» **WRITTEN EXERCISE**: Return all of the entries word for word, but omit the pictures they contain.

» **INPUT FOR THIS TASK**:
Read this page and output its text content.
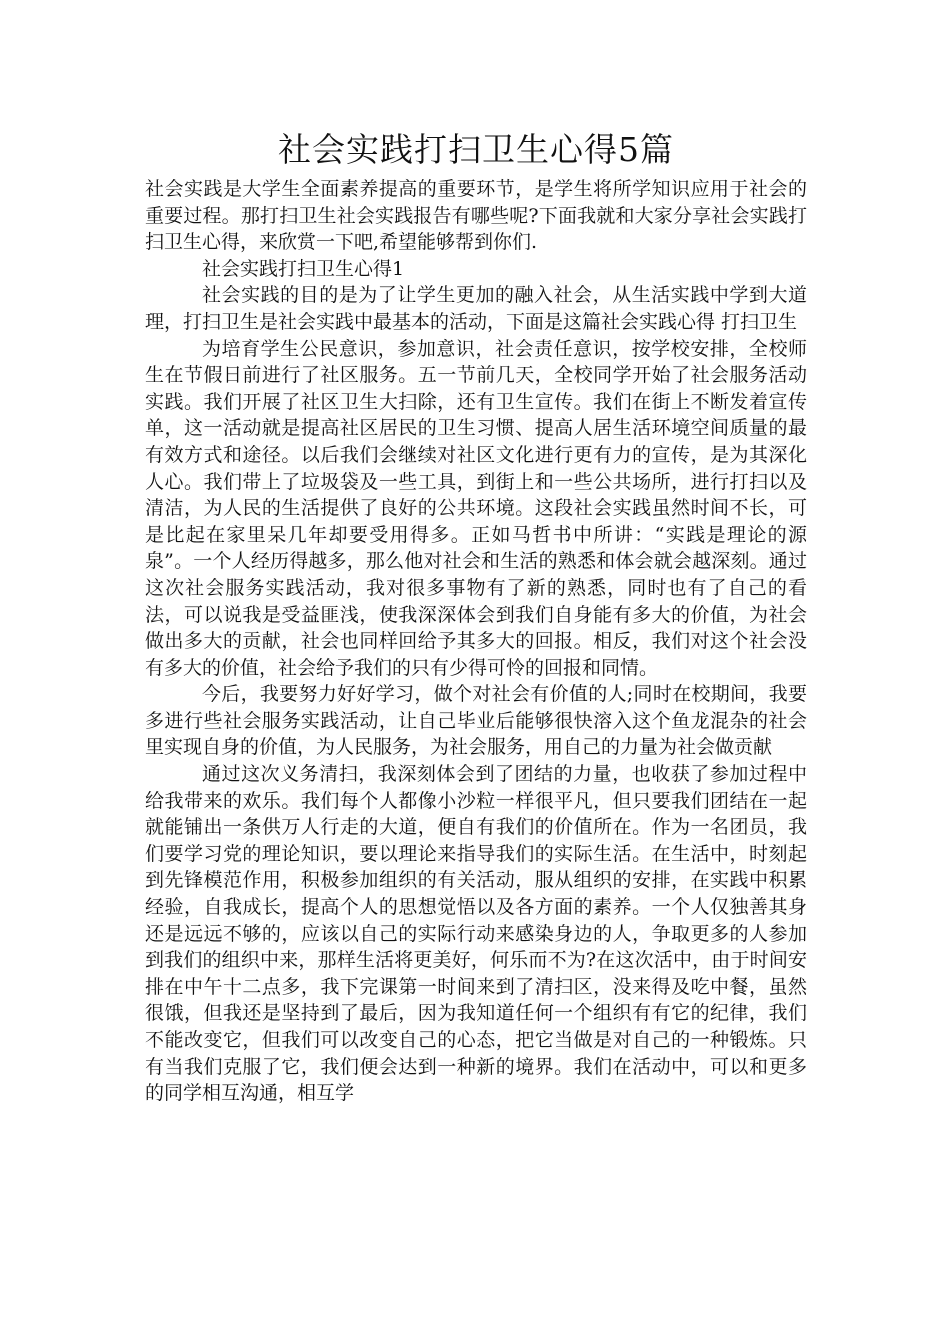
社会实践打扫卫生心得5篇

社会实践是大学生全面素养提高的重要环节，是学生将所学知识应用于社会的重要过程。那打扫卫生社会实践报告有哪些呢?下面我就和大家分享社会实践打扫卫生心得，来欣赏一下吧,希望能够帮到你们.

社会实践打扫卫生心得1

社会实践的目的是为了让学生更加的融入社会，从生活实践中学到大道理，打扫卫生是社会实践中最基本的活动，下面是这篇社会实践心得 打扫卫生

为培育学生公民意识，参加意识，社会责任意识，按学校安排，全校师生在节假日前进行了社区服务。五一节前几天，全校同学开始了社会服务活动实践。我们开展了社区卫生大扫除，还有卫生宣传。我们在街上不断发着宣传单，这一活动就是提高社区居民的卫生习惯、提高人居生活环境空间质量的最有效方式和途径。以后我们会继续对社区文化进行更有力的宣传，是为其深化人心。我们带上了垃圾袋及一些工具，到街上和一些公共场所，进行打扫以及清洁，为人民的生活提供了良好的公共环境。这段社会实践虽然时间不长，可是比起在家里呆几年却要受用得多。正如马哲书中所讲：“实践是理论的源泉”。一个人经历得越多，那么他对社会和生活的熟悉和体会就会越深刻。通过这次社会服务实践活动，我对很多事物有了新的熟悉，同时也有了自己的看法，可以说我是受益匪浅，使我深深体会到我们自身能有多大的价值，为社会做出多大的贡献，社会也同样回给予其多大的回报。相反，我们对这个社会没有多大的价值，社会给予我们的只有少得可怜的回报和同情。

今后，我要努力好好学习，做个对社会有价值的人;同时在校期间，我要多进行些社会服务实践活动，让自己毕业后能够很快溶入这个鱼龙混杂的社会里实现自身的价值，为人民服务，为社会服务，用自己的力量为社会做贡献

通过这次义务清扫，我深刻体会到了团结的力量，也收获了参加过程中给我带来的欢乐。我们每个人都像小沙粒一样很平凡，但只要我们团结在一起就能铺出一条供万人行走的大道，便自有我们的价值所在。作为一名团员，我们要学习党的理论知识，要以理论来指导我们的实际生活。在生活中，时刻起到先锋模范作用，积极参加组织的有关活动，服从组织的安排，在实践中积累经验，自我成长，提高个人的思想觉悟以及各方面的素养。一个人仅独善其身还是远远不够的，应该以自己的实际行动来感染身边的人，争取更多的人参加到我们的组织中来，那样生活将更美好，何乐而不为?在这次活中，由于时间安排在中午十二点多，我下完课第一时间来到了清扫区，没来得及吃中餐，虽然很饿，但我还是坚持到了最后，因为我知道任何一个组织有有它的纪律，我们不能改变它，但我们可以改变自己的心态，把它当做是对自己的一种锻炼。只有当我们克服了它，我们便会达到一种新的境界。我们在活动中，可以和更多的同学相互沟通，相互学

» **ANSWER BELOW**:
Read this page and output its text content.
社会实践打扫卫生心得5篇

社会实践是大学生全面素养提高的重要环节，是学生将所学知识应用于社会的重要过程。那打扫卫生社会实践报告有哪些呢?下面我就和大家分享社会实践打扫卫生心得，来欣赏一下吧,希望能够帮到你们.

社会实践打扫卫生心得1

社会实践的目的是为了让学生更加的融入社会，从生活实践中学到大道理，打扫卫生是社会实践中最基本的活动，下面是这篇社会实践心得 打扫卫生

为培育学生公民意识，参加意识，社会责任意识，按学校安排，全校师生在节假日前进行了社区服务。五一节前几天，全校同学开始了社会服务活动实践。我们开展了社区卫生大扫除，还有卫生宣传。我们在街上不断发着宣传单，这一活动就是提高社区居民的卫生习惯、提高人居生活环境空间质量的最有效方式和途径。以后我们会继续对社区文化进行更有力的宣传，是为其深化人心。我们带上了垃圾袋及一些工具，到街上和一些公共场所，进行打扫以及清洁，为人民的生活提供了良好的公共环境。这段社会实践虽然时间不长，可是比起在家里呆几年却要受用得多。正如马哲书中所讲：“实践是理论的源泉”。一个人经历得越多，那么他对社会和生活的熟悉和体会就会越深刻。通过这次社会服务实践活动，我对很多事物有了新的熟悉，同时也有了自己的看法，可以说我是受益匪浅，使我深深体会到我们自身能有多大的价值，为社会做出多大的贡献，社会也同样回给予其多大的回报。相反，我们对这个社会没有多大的价值，社会给予我们的只有少得可怜的回报和同情。

今后，我要努力好好学习，做个对社会有价值的人;同时在校期间，我要多进行些社会服务实践活动，让自己毕业后能够很快溶入这个鱼龙混杂的社会里实现自身的价值，为人民服务，为社会服务，用自己的力量为社会做贡献

通过这次义务清扫，我深刻体会到了团结的力量，也收获了参加过程中给我带来的欢乐。我们每个人都像小沙粒一样很平凡，但只要我们团结在一起就能铺出一条供万人行走的大道，便自有我们的价值所在。作为一名团员，我们要学习党的理论知识，要以理论来指导我们的实际生活。在生活中，时刻起到先锋模范作用，积极参加组织的有关活动，服从组织的安排，在实践中积累经验，自我成长，提高个人的思想觉悟以及各方面的素养。一个人仅独善其身还是远远不够的，应该以自己的实际行动来感染身边的人，争取更多的人参加到我们的组织中来，那样生活将更美好，何乐而不为?在这次活中，由于时间安排在中午十二点多，我下完课第一时间来到了清扫区，没来得及吃中餐，虽然很饿，但我还是坚持到了最后，因为我知道任何一个组织有有它的纪律，我们不能改变它，但我们可以改变自己的心态，把它当做是对自己的一种锻炼。只有当我们克服了它，我们便会达到一种新的境界。我们在活动中，可以和更多的同学相互沟通，相互学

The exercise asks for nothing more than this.